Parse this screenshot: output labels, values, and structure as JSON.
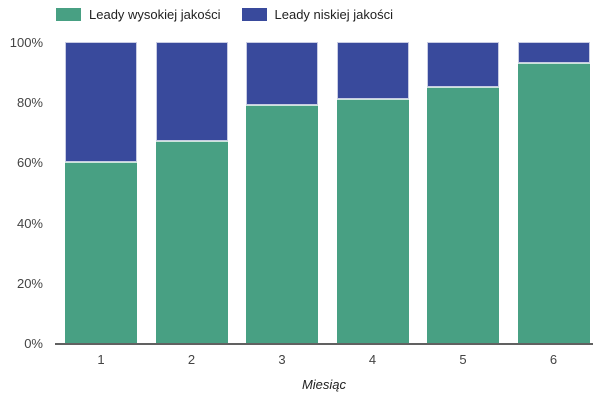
{
  "chart_data": {
    "type": "bar",
    "stacked": true,
    "percent_stacked": true,
    "categories": [
      "1",
      "2",
      "3",
      "4",
      "5",
      "6"
    ],
    "series": [
      {
        "name": "Leady wysokiej jakości",
        "color": "#48a083",
        "values": [
          60,
          67,
          79,
          81,
          85,
          93
        ]
      },
      {
        "name": "Leady niskiej jakości",
        "color": "#394a9c",
        "values": [
          40,
          33,
          21,
          19,
          15,
          7
        ]
      }
    ],
    "title": "",
    "xlabel": "Miesiąc",
    "ylabel": "",
    "ylim": [
      0,
      100
    ],
    "y_ticks": [
      "0%",
      "20%",
      "40%",
      "60%",
      "80%",
      "100%"
    ],
    "legend_position": "top",
    "grid": false,
    "colors": {
      "axis_line": "#616161",
      "tick_text": "#444444",
      "legend_text": "#222222",
      "background": "#ffffff",
      "segment_stroke": "#c9cfe6"
    }
  }
}
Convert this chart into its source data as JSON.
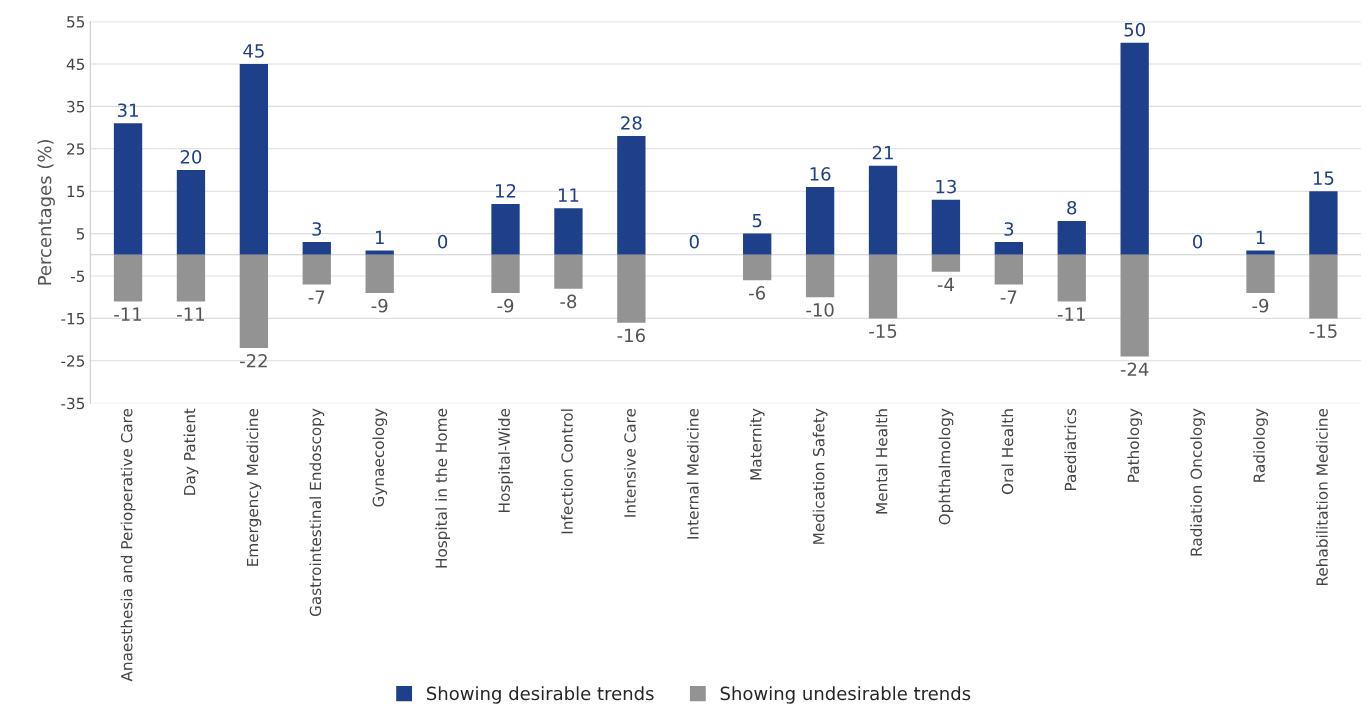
{
  "chart_data": {
    "type": "bar",
    "ylabel": "Percentages (%)",
    "categories": [
      "Anaesthesia and Perioperative Care",
      "Day Patient",
      "Emergency Medicine",
      "Gastrointestinal Endoscopy",
      "Gynaecology",
      "Hospital in the Home",
      "Hospital-Wide",
      "Infection Control",
      "Intensive Care",
      "Internal Medicine",
      "Maternity",
      "Medication Safety",
      "Mental Health",
      "Ophthalmology",
      "Oral Health",
      "Paediatrics",
      "Pathology",
      "Radiation Oncology",
      "Radiology",
      "Rehabilitation Medicine"
    ],
    "series": [
      {
        "name": "Showing desirable trends",
        "color": "#1e3f8a",
        "values": [
          31,
          20,
          45,
          3,
          1,
          0,
          12,
          11,
          28,
          0,
          5,
          16,
          21,
          13,
          3,
          8,
          50,
          0,
          1,
          15
        ],
        "value_labels": [
          "31",
          "20",
          "45",
          "3",
          "1",
          "0",
          "12",
          "11",
          "28",
          "0",
          "5",
          "16",
          "21",
          "13",
          "3",
          "8",
          "50",
          "0",
          "1",
          "15"
        ]
      },
      {
        "name": "Showing undesirable trends",
        "color": "#939393",
        "values": [
          -11,
          -11,
          -22,
          -7,
          -9,
          null,
          -9,
          -8,
          -16,
          null,
          -6,
          -10,
          -15,
          -4,
          -7,
          -11,
          -24,
          null,
          -9,
          -15
        ],
        "value_labels": [
          "-11",
          "-11",
          "-22",
          "-7",
          "-9",
          null,
          "-9",
          "-8",
          "-16",
          null,
          "-6",
          "-10",
          "-15",
          "-4",
          "-7",
          "-11",
          "-24",
          null,
          "-9",
          "-15"
        ]
      }
    ],
    "ylim": [
      -35,
      55
    ],
    "yticks": [
      -35,
      -25,
      -15,
      -5,
      5,
      15,
      25,
      35,
      45,
      55
    ],
    "grid": "y",
    "legend": "bottom",
    "stacked": true
  }
}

* _What you have to do_: Read the entries and select each line where the word "JSON" is found.

* _Exercise response_:
Parse this screenshot: output labels, values, and structure as JSON.
Convert this chart into its source data as JSON.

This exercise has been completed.